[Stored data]
— start —

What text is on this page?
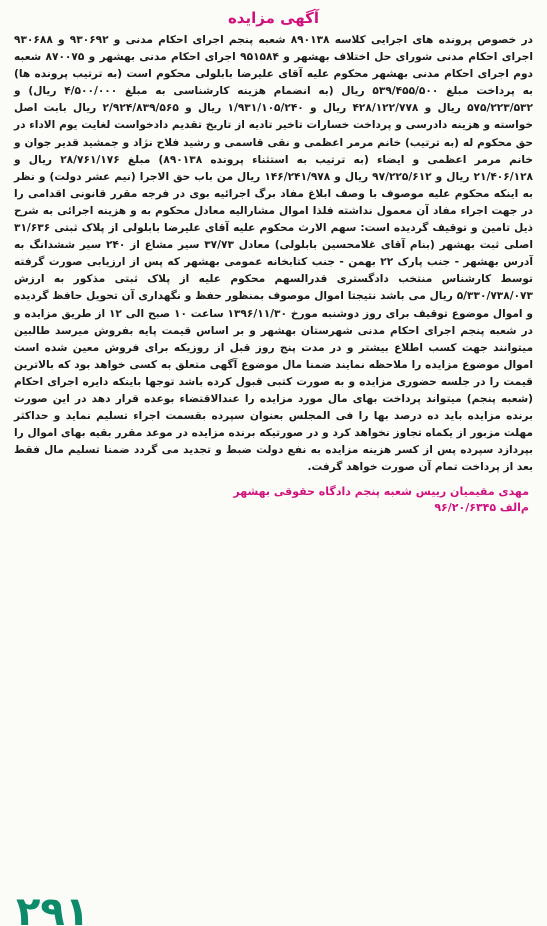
آگهی مزایده

در خصوص پرونده های اجرایی کلاسه ۸۹۰۱۳۸ شعبه پنجم اجرای احکام مدنی و ۹۳۰۶۹۲ و ۹۳۰۶۸۸ اجرای احکام مدنی شورای حل اختلاف بهشهر و ۹۵۱۵۸۴ اجرای احکام مدنی بهشهر و ۸۷۰۰۷۵ شعبه دوم اجرای احکام مدنی بهشهر محکوم علیه آقای علیرضا بابلولی محکوم است (به ترتیب پرونده ها) به پرداخت مبلغ ۵۳۹/۴۵۵/۵۰۰ ریال (به انضمام هزینه کارشناسی به مبلغ ۴/۵۰۰/۰۰۰ ریال) و ۵۷۵/۲۲۳/۵۳۲ ریال و ۴۲۸/۱۲۲/۷۷۸ ریال و ۱/۹۳۱/۱۰۵/۲۴۰ ریال و ۲/۹۲۴/۸۳۹/۵۶۵ ریال بابت اصل خواسته و هزینه دادرسی و پرداخت خسارات تاخیر تادیه از تاریخ تقدیم دادخواست لغایت یوم الاداء در حق محکوم له (به ترتیب) خانم مرمر اعظمی و نقی قاسمی و رشید فلاح نژاد و جمشید قدیر جوان و خانم مرمر اعظمی و ایضاء (به ترتیب به استثناء پرونده ۸۹۰۱۳۸) مبلغ ۲۸/۷۶۱/۱۷۶ ریال و ۲۱/۴۰۶/۱۲۸ ریال و ۹۷/۲۲۵/۶۱۲ ریال و ۱۴۶/۲۴۱/۹۷۸ ریال من باب حق الاجرا (نیم عشر دولت) و نظر به اینکه محکوم علیه موصوف با وصف ابلاغ مفاد برگ اجرائیه بوی در فرجه مقرر قانونی اقدامی را در جهت اجراء مفاد آن معمول نداشته فلذا اموال مشارالیه معادل محکوم به و هزینه اجرائی به شرح ذیل تامین و توقیف گردیده است: سهم الارث محکوم علیه آقای علیرضا بابلولی از پلاک ثبتی ۳۱/۶۳۶ اصلی ثبت بهشهر (بنام آقای غلامحسین بابلولی) معادل ۳۷/۷۳ سیر مشاع از ۲۴۰ سیر ششدانگ به آدرس بهشهر - جنب پارک ۲۲ بهمن - جنب کتابخانه عمومی بهشهر که پس از ارزیابی صورت گرفته توسط کارشناس منتخب دادگستری قدرالسهم محکوم علیه از پلاک ثبتی مذکور به ارزش ۵/۳۳۰/۷۳۸/۰۷۳ ریال می باشد نتیجتا اموال موصوف بمنظور حفظ و نگهداری آن تحویل حافظ گردیده و اموال موضوع توقیف برای روز دوشنبه مورخ ۱۳۹۶/۱۱/۳۰ ساعت ۱۰ صبح الی ۱۲ از طریق مزایده و در شعبه پنجم اجرای احکام مدنی شهرستان بهشهر و بر اساس قیمت پایه بفروش میرسد طالبین میتوانند جهت کسب اطلاع بیشتر و در مدت پنج روز قبل از روزیکه برای فروش معین شده است اموال موضوع مزایده را ملاحظه نمایند ضمنا مال موضوع آگهی متعلق به کسی خواهد بود که بالاترین قیمت را در جلسه حضوری مزایده و به صورت کتبی قبول کرده باشد توجها باینکه دایره اجرای احکام (شعبه پنجم) میتواند پرداخت بهای مال مورد مزایده را عندالاقتضاء بوعده قرار دهد در این صورت برنده مزایده باید ده درصد بها را فی المجلس بعنوان سپرده بقسمت اجراء تسلیم نماید و حداکثر مهلت مزبور از یکماه تجاوز نخواهد کرد و در صورتیکه برنده مزایده در موعد مقرر بقیه بهای اموال را بپردازد سپرده پس از کسر هزینه مزایده به نفع دولت ضبط و تجدید می گردد ضمنا تسلیم مال فقط بعد از پرداخت تمام آن صورت خواهد گرفت.

مهدی مقیمیان رییس شعبه پنجم دادگاه حقوقی بهشهر
م‌الف ۹۶/۲۰/۶۳۴۵
۲۹۱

— end —

Short exercise — Repeat the material above word for word and skip every image in it.

Task answer —
What text is on this page?
آگهی مزایده

در خصوص پرونده های اجرایی کلاسه ۸۹۰۱۳۸ شعبه پنجم اجرای احکام مدنی و ۹۳۰۶۹۲ و ۹۳۰۶۸۸ اجرای احکام مدنی شورای حل اختلاف بهشهر و ۹۵۱۵۸۴ اجرای احکام مدنی بهشهر و ۸۷۰۰۷۵ شعبه دوم اجرای احکام مدنی بهشهر محکوم علیه آقای علیرضا بابلولی محکوم است (به ترتیب پرونده ها) به پرداخت مبلغ ۵۳۹/۴۵۵/۵۰۰ ریال (به انضمام هزینه کارشناسی به مبلغ ۴/۵۰۰/۰۰۰ ریال) و ۵۷۵/۲۲۳/۵۳۲ ریال و ۴۲۸/۱۲۲/۷۷۸ ریال و ۱/۹۳۱/۱۰۵/۲۴۰ ریال و ۲/۹۲۴/۸۳۹/۵۶۵ ریال بابت اصل خواسته و هزینه دادرسی و پرداخت خسارات تاخیر تادیه از تاریخ تقدیم دادخواست لغایت یوم الاداء در حق محکوم له (به ترتیب) خانم مرمر اعظمی و نقی قاسمی و رشید فلاح نژاد و جمشید قدیر جوان و خانم مرمر اعظمی و ایضاء (به ترتیب به استثناء پرونده ۸۹۰۱۳۸) مبلغ ۲۸/۷۶۱/۱۷۶ ریال و ۲۱/۴۰۶/۱۲۸ ریال و ۹۷/۲۲۵/۶۱۲ ریال و ۱۴۶/۲۴۱/۹۷۸ ریال من باب حق الاجرا (نیم عشر دولت) و نظر به اینکه محکوم علیه موصوف با وصف ابلاغ مفاد برگ اجرائیه بوی در فرجه مقرر قانونی اقدامی را در جهت اجراء مفاد آن معمول نداشته فلذا اموال مشارالیه معادل محکوم به و هزینه اجرائی به شرح ذیل تامین و توقیف گردیده است: سهم الارث محکوم علیه آقای علیرضا بابلولی از پلاک ثبتی ۳۱/۶۳۶ اصلی ثبت بهشهر (بنام آقای غلامحسین بابلولی) معادل ۳۷/۷۳ سیر مشاع از ۲۴۰ سیر ششدانگ به آدرس بهشهر - جنب پارک ۲۲ بهمن - جنب کتابخانه عمومی بهشهر که پس از ارزیابی صورت گرفته توسط کارشناس منتخب دادگستری قدرالسهم محکوم علیه از پلاک ثبتی مذکور به ارزش ۵/۳۳۰/۷۳۸/۰۷۳ ریال می باشد نتیجتا اموال موصوف بمنظور حفظ و نگهداری آن تحویل حافظ گردیده و اموال موضوع توقیف برای روز دوشنبه مورخ ۱۳۹۶/۱۱/۳۰ ساعت ۱۰ صبح الی ۱۲ از طریق مزایده و در شعبه پنجم اجرای احکام مدنی شهرستان بهشهر و بر اساس قیمت پایه بفروش میرسد طالبین میتوانند جهت کسب اطلاع بیشتر و در مدت پنج روز قبل از روزیکه برای فروش معین شده است اموال موضوع مزایده را ملاحظه نمایند ضمنا مال موضوع آگهی متعلق به کسی خواهد بود که بالاترین قیمت را در جلسه حضوری مزایده و به صورت کتبی قبول کرده باشد توجها باینکه دایره اجرای احکام (شعبه پنجم) میتواند پرداخت بهای مال مورد مزایده را عندالاقتضاء بوعده قرار دهد در این صورت برنده مزایده باید ده درصد بها را فی المجلس بعنوان سپرده بقسمت اجراء تسلیم نماید و حداکثر مهلت مزبور از یکماه تجاوز نخواهد کرد و در صورتیکه برنده مزایده در موعد مقرر بقیه بهای اموال را بپردازد سپرده پس از کسر هزینه مزایده به نفع دولت ضبط و تجدید می گردد ضمنا تسلیم مال فقط بعد از پرداخت تمام آن صورت خواهد گرفت.

مهدی مقیمیان رییس شعبه پنجم دادگاه حقوقی بهشهر
م‌الف ۹۶/۲۰/۶۳۴۵
۲۹۱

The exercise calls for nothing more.